**Brief:** Every line below is to be quoted exactly, with nothing added or dropped.

**Entries shown:**
+++
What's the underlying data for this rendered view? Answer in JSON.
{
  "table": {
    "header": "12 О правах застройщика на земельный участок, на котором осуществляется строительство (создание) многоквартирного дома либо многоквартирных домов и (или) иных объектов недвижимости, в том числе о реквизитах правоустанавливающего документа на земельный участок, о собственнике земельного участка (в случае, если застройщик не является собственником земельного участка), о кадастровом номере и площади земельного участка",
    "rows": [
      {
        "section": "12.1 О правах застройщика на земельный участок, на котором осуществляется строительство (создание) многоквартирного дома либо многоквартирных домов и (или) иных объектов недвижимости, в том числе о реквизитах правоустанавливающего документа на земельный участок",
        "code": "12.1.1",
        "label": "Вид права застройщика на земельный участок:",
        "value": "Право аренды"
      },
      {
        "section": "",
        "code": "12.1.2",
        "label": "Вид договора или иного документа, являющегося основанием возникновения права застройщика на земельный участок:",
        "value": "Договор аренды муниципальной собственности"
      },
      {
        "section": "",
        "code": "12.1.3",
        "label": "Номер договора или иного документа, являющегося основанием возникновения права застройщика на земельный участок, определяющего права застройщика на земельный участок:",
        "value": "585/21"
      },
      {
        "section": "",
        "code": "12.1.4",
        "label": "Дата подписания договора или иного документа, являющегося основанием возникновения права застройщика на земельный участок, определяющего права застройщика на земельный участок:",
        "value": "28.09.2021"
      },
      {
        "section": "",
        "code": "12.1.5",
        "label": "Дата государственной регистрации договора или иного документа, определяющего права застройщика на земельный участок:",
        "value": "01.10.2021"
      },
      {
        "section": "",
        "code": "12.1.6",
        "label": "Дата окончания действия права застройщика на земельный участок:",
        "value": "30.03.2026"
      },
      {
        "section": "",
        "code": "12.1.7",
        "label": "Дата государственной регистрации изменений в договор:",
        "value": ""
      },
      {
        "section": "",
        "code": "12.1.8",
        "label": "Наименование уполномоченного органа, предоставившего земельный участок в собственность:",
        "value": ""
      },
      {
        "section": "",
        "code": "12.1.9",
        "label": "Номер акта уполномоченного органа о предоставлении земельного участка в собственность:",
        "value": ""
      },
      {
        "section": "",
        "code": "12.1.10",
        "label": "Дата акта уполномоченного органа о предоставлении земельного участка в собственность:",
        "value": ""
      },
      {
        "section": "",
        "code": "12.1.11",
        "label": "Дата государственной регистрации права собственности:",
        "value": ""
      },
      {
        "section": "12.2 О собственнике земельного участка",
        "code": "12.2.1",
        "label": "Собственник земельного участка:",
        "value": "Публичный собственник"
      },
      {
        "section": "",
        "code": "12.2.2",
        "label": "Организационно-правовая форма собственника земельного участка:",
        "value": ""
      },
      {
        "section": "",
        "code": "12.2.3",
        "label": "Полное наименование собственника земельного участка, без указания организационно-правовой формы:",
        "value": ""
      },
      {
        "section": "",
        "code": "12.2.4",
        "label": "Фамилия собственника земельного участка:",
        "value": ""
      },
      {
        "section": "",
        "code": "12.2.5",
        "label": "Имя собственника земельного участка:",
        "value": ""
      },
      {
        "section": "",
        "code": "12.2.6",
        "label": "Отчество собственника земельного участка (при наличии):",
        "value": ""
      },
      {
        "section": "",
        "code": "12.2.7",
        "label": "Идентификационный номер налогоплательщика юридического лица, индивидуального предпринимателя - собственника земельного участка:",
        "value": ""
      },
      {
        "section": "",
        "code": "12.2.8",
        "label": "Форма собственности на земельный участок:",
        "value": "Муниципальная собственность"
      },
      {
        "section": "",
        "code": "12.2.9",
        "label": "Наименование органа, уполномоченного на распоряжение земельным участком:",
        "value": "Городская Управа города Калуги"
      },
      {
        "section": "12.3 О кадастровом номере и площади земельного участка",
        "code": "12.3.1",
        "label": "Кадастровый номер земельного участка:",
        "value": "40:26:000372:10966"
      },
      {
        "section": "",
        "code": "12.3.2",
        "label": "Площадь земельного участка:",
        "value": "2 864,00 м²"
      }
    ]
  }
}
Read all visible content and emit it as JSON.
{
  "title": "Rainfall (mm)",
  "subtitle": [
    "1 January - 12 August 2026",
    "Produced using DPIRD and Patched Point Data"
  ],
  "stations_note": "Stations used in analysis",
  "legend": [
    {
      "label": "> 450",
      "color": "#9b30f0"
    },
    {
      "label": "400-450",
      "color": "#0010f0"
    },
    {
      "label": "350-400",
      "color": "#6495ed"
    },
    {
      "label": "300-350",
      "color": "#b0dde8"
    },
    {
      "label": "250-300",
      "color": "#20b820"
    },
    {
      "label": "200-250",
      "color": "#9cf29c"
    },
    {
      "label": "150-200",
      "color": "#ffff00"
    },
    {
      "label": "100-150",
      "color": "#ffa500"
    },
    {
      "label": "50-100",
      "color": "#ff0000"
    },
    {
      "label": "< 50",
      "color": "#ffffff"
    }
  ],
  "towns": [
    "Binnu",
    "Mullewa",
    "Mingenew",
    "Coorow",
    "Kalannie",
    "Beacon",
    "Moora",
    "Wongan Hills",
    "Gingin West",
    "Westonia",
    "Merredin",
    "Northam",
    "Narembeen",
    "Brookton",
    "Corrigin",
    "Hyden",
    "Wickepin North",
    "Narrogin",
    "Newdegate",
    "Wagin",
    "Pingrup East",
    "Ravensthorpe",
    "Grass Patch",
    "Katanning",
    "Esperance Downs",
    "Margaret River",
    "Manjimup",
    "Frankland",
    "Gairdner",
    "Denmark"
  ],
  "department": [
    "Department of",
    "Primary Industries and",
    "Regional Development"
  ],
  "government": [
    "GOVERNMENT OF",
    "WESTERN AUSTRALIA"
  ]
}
+++
**Full response:**
What's the underlying data for this rendered view? Answer in JSON.
{
  "table": {
    "header": "12 О правах застройщика на земельный участок, на котором осуществляется строительство (создание) многоквартирного дома либо многоквартирных домов и (или) иных объектов недвижимости, в том числе о реквизитах правоустанавливающего документа на земельный участок, о собственнике земельного участка (в случае, если застройщик не является собственником земельного участка), о кадастровом номере и площади земельного участка",
    "rows": [
      {
        "section": "12.1 О правах застройщика на земельный участок, на котором осуществляется строительство (создание) многоквартирного дома либо многоквартирных домов и (или) иных объектов недвижимости, в том числе о реквизитах правоустанавливающего документа на земельный участок",
        "code": "12.1.1",
        "label": "Вид права застройщика на земельный участок:",
        "value": "Право аренды"
      },
      {
        "section": "",
        "code": "12.1.2",
        "label": "Вид договора или иного документа, являющегося основанием возникновения права застройщика на земельный участок:",
        "value": "Договор аренды муниципальной собственности"
      },
      {
        "section": "",
        "code": "12.1.3",
        "label": "Номер договора или иного документа, являющегося основанием возникновения права застройщика на земельный участок, определяющего права застройщика на земельный участок:",
        "value": "585/21"
      },
      {
        "section": "",
        "code": "12.1.4",
        "label": "Дата подписания договора или иного документа, являющегося основанием возникновения права застройщика на земельный участок, определяющего права застройщика на земельный участок:",
        "value": "28.09.2021"
      },
      {
        "section": "",
        "code": "12.1.5",
        "label": "Дата государственной регистрации договора или иного документа, определяющего права застройщика на земельный участок:",
        "value": "01.10.2021"
      },
      {
        "section": "",
        "code": "12.1.6",
        "label": "Дата окончания действия права застройщика на земельный участок:",
        "value": "30.03.2026"
      },
      {
        "section": "",
        "code": "12.1.7",
        "label": "Дата государственной регистрации изменений в договор:",
        "value": ""
      },
      {
        "section": "",
        "code": "12.1.8",
        "label": "Наименование уполномоченного органа, предоставившего земельный участок в собственность:",
        "value": ""
      },
      {
        "section": "",
        "code": "12.1.9",
        "label": "Номер акта уполномоченного органа о предоставлении земельного участка в собственность:",
        "value": ""
      },
      {
        "section": "",
        "code": "12.1.10",
        "label": "Дата акта уполномоченного органа о предоставлении земельного участка в собственность:",
        "value": ""
      },
      {
        "section": "",
        "code": "12.1.11",
        "label": "Дата государственной регистрации права собственности:",
        "value": ""
      },
      {
        "section": "12.2 О собственнике земельного участка",
        "code": "12.2.1",
        "label": "Собственник земельного участка:",
        "value": "Публичный собственник"
      },
      {
        "section": "",
        "code": "12.2.2",
        "label": "Организационно-правовая форма собственника земельного участка:",
        "value": ""
      },
      {
        "section": "",
        "code": "12.2.3",
        "label": "Полное наименование собственника земельного участка, без указания организационно-правовой формы:",
        "value": ""
      },
      {
        "section": "",
        "code": "12.2.4",
        "label": "Фамилия собственника земельного участка:",
        "value": ""
      },
      {
        "section": "",
        "code": "12.2.5",
        "label": "Имя собственника земельного участка:",
        "value": ""
      },
      {
        "section": "",
        "code": "12.2.6",
        "label": "Отчество собственника земельного участка (при наличии):",
        "value": ""
      },
      {
        "section": "",
        "code": "12.2.7",
        "label": "Идентификационный номер налогоплательщика юридического лица, индивидуального предпринимателя - собственника земельного участка:",
        "value": ""
      },
      {
        "section": "",
        "code": "12.2.8",
        "label": "Форма собственности на земельный участок:",
        "value": "Муниципальная собственность"
      },
      {
        "section": "",
        "code": "12.2.9",
        "label": "Наименование органа, уполномоченного на распоряжение земельным участком:",
        "value": "Городская Управа города Калуги"
      },
      {
        "section": "12.3 О кадастровом номере и площади земельного участка",
        "code": "12.3.1",
        "label": "Кадастровый номер земельного участка:",
        "value": "40:26:000372:10966"
      },
      {
        "section": "",
        "code": "12.3.2",
        "label": "Площадь земельного участка:",
        "value": "2 864,00 м²"
      }
    ]
  }
}
Read all visible content and emit it as JSON.
{
  "title": "Rainfall (mm)",
  "subtitle": [
    "1 January - 12 August 2026",
    "Produced using DPIRD and Patched Point Data"
  ],
  "stations_note": "Stations used in analysis",
  "legend": [
    {
      "label": "> 450",
      "color": "#9b30f0"
    },
    {
      "label": "400-450",
      "color": "#0010f0"
    },
    {
      "label": "350-400",
      "color": "#6495ed"
    },
    {
      "label": "300-350",
      "color": "#b0dde8"
    },
    {
      "label": "250-300",
      "color": "#20b820"
    },
    {
      "label": "200-250",
      "color": "#9cf29c"
    },
    {
      "label": "150-200",
      "color": "#ffff00"
    },
    {
      "label": "100-150",
      "color": "#ffa500"
    },
    {
      "label": "50-100",
      "color": "#ff0000"
    },
    {
      "label": "< 50",
      "color": "#ffffff"
    }
  ],
  "towns": [
    "Binnu",
    "Mullewa",
    "Mingenew",
    "Coorow",
    "Kalannie",
    "Beacon",
    "Moora",
    "Wongan Hills",
    "Gingin West",
    "Westonia",
    "Merredin",
    "Northam",
    "Narembeen",
    "Brookton",
    "Corrigin",
    "Hyden",
    "Wickepin North",
    "Narrogin",
    "Newdegate",
    "Wagin",
    "Pingrup East",
    "Ravensthorpe",
    "Grass Patch",
    "Katanning",
    "Esperance Downs",
    "Margaret River",
    "Manjimup",
    "Frankland",
    "Gairdner",
    "Denmark"
  ],
  "department": [
    "Department of",
    "Primary Industries and",
    "Regional Development"
  ],
  "government": [
    "GOVERNMENT OF",
    "WESTERN AUSTRALIA"
  ]
}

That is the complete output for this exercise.